## What needs to be done
Sift the material for lines containing "value", and return them.

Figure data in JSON
---*---

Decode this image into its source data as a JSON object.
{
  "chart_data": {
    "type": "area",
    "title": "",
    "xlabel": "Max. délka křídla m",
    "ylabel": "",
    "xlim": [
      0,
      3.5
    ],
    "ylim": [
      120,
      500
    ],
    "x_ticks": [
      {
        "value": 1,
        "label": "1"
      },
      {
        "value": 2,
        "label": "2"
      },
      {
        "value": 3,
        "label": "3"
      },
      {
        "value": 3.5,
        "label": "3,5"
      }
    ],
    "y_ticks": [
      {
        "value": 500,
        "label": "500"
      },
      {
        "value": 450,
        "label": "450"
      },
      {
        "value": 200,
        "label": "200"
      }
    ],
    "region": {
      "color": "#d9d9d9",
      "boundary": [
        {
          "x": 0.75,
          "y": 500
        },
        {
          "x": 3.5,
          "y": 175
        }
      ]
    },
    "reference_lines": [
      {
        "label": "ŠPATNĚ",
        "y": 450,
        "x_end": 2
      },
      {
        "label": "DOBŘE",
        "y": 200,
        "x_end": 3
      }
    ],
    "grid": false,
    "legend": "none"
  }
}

---*---

## Result of the task
        "value": 1,
        "value": 2,
        "value": 3,
        "value": 3.5,
        "value": 500,
        "value": 450,
        "value": 200,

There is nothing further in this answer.